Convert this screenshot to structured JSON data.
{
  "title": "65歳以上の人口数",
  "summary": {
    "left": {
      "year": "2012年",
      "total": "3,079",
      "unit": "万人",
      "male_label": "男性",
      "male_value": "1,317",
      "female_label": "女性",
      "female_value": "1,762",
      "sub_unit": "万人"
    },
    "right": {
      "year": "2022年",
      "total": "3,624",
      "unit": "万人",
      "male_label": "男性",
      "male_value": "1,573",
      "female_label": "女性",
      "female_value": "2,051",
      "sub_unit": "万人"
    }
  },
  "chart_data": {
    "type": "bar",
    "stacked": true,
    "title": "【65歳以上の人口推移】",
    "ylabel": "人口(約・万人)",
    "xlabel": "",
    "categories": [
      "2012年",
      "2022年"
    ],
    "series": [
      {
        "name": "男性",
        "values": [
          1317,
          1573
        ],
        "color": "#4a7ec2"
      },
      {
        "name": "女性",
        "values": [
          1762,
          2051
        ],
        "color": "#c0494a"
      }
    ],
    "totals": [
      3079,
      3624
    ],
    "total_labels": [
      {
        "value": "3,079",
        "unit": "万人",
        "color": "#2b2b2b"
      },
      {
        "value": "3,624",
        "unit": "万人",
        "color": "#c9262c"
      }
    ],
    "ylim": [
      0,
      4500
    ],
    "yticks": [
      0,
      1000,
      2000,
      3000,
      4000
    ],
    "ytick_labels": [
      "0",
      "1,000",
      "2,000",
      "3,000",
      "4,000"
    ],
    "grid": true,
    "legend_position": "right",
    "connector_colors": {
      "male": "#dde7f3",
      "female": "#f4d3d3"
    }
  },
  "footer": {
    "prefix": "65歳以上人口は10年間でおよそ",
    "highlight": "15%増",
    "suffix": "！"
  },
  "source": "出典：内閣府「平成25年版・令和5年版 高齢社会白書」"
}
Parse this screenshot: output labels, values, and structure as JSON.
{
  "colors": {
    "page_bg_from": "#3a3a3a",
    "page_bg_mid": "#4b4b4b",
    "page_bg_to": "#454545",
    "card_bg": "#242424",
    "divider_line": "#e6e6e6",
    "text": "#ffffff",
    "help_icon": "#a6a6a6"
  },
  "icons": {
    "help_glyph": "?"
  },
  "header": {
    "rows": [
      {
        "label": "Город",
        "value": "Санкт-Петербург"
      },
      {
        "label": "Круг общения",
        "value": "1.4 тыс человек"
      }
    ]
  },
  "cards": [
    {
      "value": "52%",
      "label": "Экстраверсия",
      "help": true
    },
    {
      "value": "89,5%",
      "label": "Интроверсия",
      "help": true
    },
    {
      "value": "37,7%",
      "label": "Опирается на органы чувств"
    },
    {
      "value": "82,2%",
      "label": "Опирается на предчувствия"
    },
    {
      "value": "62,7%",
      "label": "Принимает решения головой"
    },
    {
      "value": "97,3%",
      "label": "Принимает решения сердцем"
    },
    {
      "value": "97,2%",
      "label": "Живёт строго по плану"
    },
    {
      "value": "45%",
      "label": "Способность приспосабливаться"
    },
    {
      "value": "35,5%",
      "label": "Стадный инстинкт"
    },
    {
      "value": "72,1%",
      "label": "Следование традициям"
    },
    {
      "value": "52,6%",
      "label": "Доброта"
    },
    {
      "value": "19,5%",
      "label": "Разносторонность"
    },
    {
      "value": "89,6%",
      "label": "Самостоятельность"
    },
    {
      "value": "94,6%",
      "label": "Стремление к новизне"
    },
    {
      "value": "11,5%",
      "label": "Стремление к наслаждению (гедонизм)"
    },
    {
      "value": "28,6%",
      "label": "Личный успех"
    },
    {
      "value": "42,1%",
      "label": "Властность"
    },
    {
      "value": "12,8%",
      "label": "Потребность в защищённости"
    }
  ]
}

-*-

Would you reproduce all the entries exactly?

Convert this screenshot to structured JSON data.
{
  "title": "65歳以上の人口数",
  "summary": {
    "left": {
      "year": "2012年",
      "total": "3,079",
      "unit": "万人",
      "male_label": "男性",
      "male_value": "1,317",
      "female_label": "女性",
      "female_value": "1,762",
      "sub_unit": "万人"
    },
    "right": {
      "year": "2022年",
      "total": "3,624",
      "unit": "万人",
      "male_label": "男性",
      "male_value": "1,573",
      "female_label": "女性",
      "female_value": "2,051",
      "sub_unit": "万人"
    }
  },
  "chart_data": {
    "type": "bar",
    "stacked": true,
    "title": "【65歳以上の人口推移】",
    "ylabel": "人口(約・万人)",
    "xlabel": "",
    "categories": [
      "2012年",
      "2022年"
    ],
    "series": [
      {
        "name": "男性",
        "values": [
          1317,
          1573
        ],
        "color": "#4a7ec2"
      },
      {
        "name": "女性",
        "values": [
          1762,
          2051
        ],
        "color": "#c0494a"
      }
    ],
    "totals": [
      3079,
      3624
    ],
    "total_labels": [
      {
        "value": "3,079",
        "unit": "万人",
        "color": "#2b2b2b"
      },
      {
        "value": "3,624",
        "unit": "万人",
        "color": "#c9262c"
      }
    ],
    "ylim": [
      0,
      4500
    ],
    "yticks": [
      0,
      1000,
      2000,
      3000,
      4000
    ],
    "ytick_labels": [
      "0",
      "1,000",
      "2,000",
      "3,000",
      "4,000"
    ],
    "grid": true,
    "legend_position": "right",
    "connector_colors": {
      "male": "#dde7f3",
      "female": "#f4d3d3"
    }
  },
  "footer": {
    "prefix": "65歳以上人口は10年間でおよそ",
    "highlight": "15%増",
    "suffix": "！"
  },
  "source": "出典：内閣府「平成25年版・令和5年版 高齢社会白書」"
}
Parse this screenshot: output labels, values, and structure as JSON.
{
  "colors": {
    "page_bg_from": "#3a3a3a",
    "page_bg_mid": "#4b4b4b",
    "page_bg_to": "#454545",
    "card_bg": "#242424",
    "divider_line": "#e6e6e6",
    "text": "#ffffff",
    "help_icon": "#a6a6a6"
  },
  "icons": {
    "help_glyph": "?"
  },
  "header": {
    "rows": [
      {
        "label": "Город",
        "value": "Санкт-Петербург"
      },
      {
        "label": "Круг общения",
        "value": "1.4 тыс человек"
      }
    ]
  },
  "cards": [
    {
      "value": "52%",
      "label": "Экстраверсия",
      "help": true
    },
    {
      "value": "89,5%",
      "label": "Интроверсия",
      "help": true
    },
    {
      "value": "37,7%",
      "label": "Опирается на органы чувств"
    },
    {
      "value": "82,2%",
      "label": "Опирается на предчувствия"
    },
    {
      "value": "62,7%",
      "label": "Принимает решения головой"
    },
    {
      "value": "97,3%",
      "label": "Принимает решения сердцем"
    },
    {
      "value": "97,2%",
      "label": "Живёт строго по плану"
    },
    {
      "value": "45%",
      "label": "Способность приспосабливаться"
    },
    {
      "value": "35,5%",
      "label": "Стадный инстинкт"
    },
    {
      "value": "72,1%",
      "label": "Следование традициям"
    },
    {
      "value": "52,6%",
      "label": "Доброта"
    },
    {
      "value": "19,5%",
      "label": "Разносторонность"
    },
    {
      "value": "89,6%",
      "label": "Самостоятельность"
    },
    {
      "value": "94,6%",
      "label": "Стремление к новизне"
    },
    {
      "value": "11,5%",
      "label": "Стремление к наслаждению (гедонизм)"
    },
    {
      "value": "28,6%",
      "label": "Личный успех"
    },
    {
      "value": "42,1%",
      "label": "Властность"
    },
    {
      "value": "12,8%",
      "label": "Потребность в защищённости"
    }
  ]
}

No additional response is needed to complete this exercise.